Some records
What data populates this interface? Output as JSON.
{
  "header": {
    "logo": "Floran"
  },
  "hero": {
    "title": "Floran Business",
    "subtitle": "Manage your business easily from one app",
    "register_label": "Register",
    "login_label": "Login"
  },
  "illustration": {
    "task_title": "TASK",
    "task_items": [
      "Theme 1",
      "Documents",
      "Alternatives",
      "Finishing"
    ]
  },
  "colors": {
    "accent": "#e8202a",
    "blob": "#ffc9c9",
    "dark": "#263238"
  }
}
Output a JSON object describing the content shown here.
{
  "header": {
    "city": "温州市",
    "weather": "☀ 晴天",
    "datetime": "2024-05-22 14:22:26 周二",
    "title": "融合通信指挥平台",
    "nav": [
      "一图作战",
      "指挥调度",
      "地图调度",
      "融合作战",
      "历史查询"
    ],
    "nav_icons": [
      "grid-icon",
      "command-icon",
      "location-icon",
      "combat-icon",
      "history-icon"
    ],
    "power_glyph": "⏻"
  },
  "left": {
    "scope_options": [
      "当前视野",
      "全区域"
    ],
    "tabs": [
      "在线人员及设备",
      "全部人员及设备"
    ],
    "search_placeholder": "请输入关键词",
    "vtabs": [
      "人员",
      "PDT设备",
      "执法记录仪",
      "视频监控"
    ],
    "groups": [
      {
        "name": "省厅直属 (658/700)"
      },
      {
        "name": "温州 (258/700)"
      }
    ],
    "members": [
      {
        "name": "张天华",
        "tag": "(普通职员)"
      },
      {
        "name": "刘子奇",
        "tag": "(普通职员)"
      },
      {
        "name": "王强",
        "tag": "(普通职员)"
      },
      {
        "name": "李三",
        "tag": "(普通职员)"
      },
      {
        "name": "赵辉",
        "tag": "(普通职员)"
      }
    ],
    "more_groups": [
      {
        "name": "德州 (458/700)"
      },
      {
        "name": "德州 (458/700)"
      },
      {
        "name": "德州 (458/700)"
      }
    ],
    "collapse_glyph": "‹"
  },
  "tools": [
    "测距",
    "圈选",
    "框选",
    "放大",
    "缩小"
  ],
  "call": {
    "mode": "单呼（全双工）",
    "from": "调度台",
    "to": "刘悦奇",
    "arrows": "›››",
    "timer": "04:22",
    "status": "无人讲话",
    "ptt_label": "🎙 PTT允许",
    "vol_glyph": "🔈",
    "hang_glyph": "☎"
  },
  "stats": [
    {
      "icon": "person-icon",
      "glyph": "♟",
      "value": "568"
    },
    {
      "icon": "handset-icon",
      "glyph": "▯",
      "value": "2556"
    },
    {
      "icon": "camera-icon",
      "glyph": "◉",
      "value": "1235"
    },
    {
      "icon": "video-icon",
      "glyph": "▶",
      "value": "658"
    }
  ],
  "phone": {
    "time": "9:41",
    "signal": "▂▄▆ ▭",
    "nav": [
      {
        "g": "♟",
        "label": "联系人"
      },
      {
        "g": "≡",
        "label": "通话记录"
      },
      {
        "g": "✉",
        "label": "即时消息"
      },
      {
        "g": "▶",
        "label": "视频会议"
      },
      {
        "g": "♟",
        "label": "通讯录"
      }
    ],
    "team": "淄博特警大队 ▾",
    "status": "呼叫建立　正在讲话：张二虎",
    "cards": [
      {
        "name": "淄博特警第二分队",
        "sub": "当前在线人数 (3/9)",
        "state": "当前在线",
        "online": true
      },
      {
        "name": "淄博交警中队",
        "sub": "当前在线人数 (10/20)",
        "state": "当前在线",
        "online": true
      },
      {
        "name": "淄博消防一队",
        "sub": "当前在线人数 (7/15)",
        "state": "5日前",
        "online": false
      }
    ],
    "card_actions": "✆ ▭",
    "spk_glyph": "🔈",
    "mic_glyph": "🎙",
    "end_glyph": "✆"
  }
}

WHAT IS NEEDED => Reproduce the full listing above, character for character.

RIGHT ANSWER =>
What data populates this interface? Output as JSON.
{
  "header": {
    "logo": "Floran"
  },
  "hero": {
    "title": "Floran Business",
    "subtitle": "Manage your business easily from one app",
    "register_label": "Register",
    "login_label": "Login"
  },
  "illustration": {
    "task_title": "TASK",
    "task_items": [
      "Theme 1",
      "Documents",
      "Alternatives",
      "Finishing"
    ]
  },
  "colors": {
    "accent": "#e8202a",
    "blob": "#ffc9c9",
    "dark": "#263238"
  }
}
Output a JSON object describing the content shown here.
{
  "header": {
    "city": "温州市",
    "weather": "☀ 晴天",
    "datetime": "2024-05-22 14:22:26 周二",
    "title": "融合通信指挥平台",
    "nav": [
      "一图作战",
      "指挥调度",
      "地图调度",
      "融合作战",
      "历史查询"
    ],
    "nav_icons": [
      "grid-icon",
      "command-icon",
      "location-icon",
      "combat-icon",
      "history-icon"
    ],
    "power_glyph": "⏻"
  },
  "left": {
    "scope_options": [
      "当前视野",
      "全区域"
    ],
    "tabs": [
      "在线人员及设备",
      "全部人员及设备"
    ],
    "search_placeholder": "请输入关键词",
    "vtabs": [
      "人员",
      "PDT设备",
      "执法记录仪",
      "视频监控"
    ],
    "groups": [
      {
        "name": "省厅直属 (658/700)"
      },
      {
        "name": "温州 (258/700)"
      }
    ],
    "members": [
      {
        "name": "张天华",
        "tag": "(普通职员)"
      },
      {
        "name": "刘子奇",
        "tag": "(普通职员)"
      },
      {
        "name": "王强",
        "tag": "(普通职员)"
      },
      {
        "name": "李三",
        "tag": "(普通职员)"
      },
      {
        "name": "赵辉",
        "tag": "(普通职员)"
      }
    ],
    "more_groups": [
      {
        "name": "德州 (458/700)"
      },
      {
        "name": "德州 (458/700)"
      },
      {
        "name": "德州 (458/700)"
      }
    ],
    "collapse_glyph": "‹"
  },
  "tools": [
    "测距",
    "圈选",
    "框选",
    "放大",
    "缩小"
  ],
  "call": {
    "mode": "单呼（全双工）",
    "from": "调度台",
    "to": "刘悦奇",
    "arrows": "›››",
    "timer": "04:22",
    "status": "无人讲话",
    "ptt_label": "🎙 PTT允许",
    "vol_glyph": "🔈",
    "hang_glyph": "☎"
  },
  "stats": [
    {
      "icon": "person-icon",
      "glyph": "♟",
      "value": "568"
    },
    {
      "icon": "handset-icon",
      "glyph": "▯",
      "value": "2556"
    },
    {
      "icon": "camera-icon",
      "glyph": "◉",
      "value": "1235"
    },
    {
      "icon": "video-icon",
      "glyph": "▶",
      "value": "658"
    }
  ],
  "phone": {
    "time": "9:41",
    "signal": "▂▄▆ ▭",
    "nav": [
      {
        "g": "♟",
        "label": "联系人"
      },
      {
        "g": "≡",
        "label": "通话记录"
      },
      {
        "g": "✉",
        "label": "即时消息"
      },
      {
        "g": "▶",
        "label": "视频会议"
      },
      {
        "g": "♟",
        "label": "通讯录"
      }
    ],
    "team": "淄博特警大队 ▾",
    "status": "呼叫建立　正在讲话：张二虎",
    "cards": [
      {
        "name": "淄博特警第二分队",
        "sub": "当前在线人数 (3/9)",
        "state": "当前在线",
        "online": true
      },
      {
        "name": "淄博交警中队",
        "sub": "当前在线人数 (10/20)",
        "state": "当前在线",
        "online": true
      },
      {
        "name": "淄博消防一队",
        "sub": "当前在线人数 (7/15)",
        "state": "5日前",
        "online": false
      }
    ],
    "card_actions": "✆ ▭",
    "spk_glyph": "🔈",
    "mic_glyph": "🎙",
    "end_glyph": "✆"
  }
}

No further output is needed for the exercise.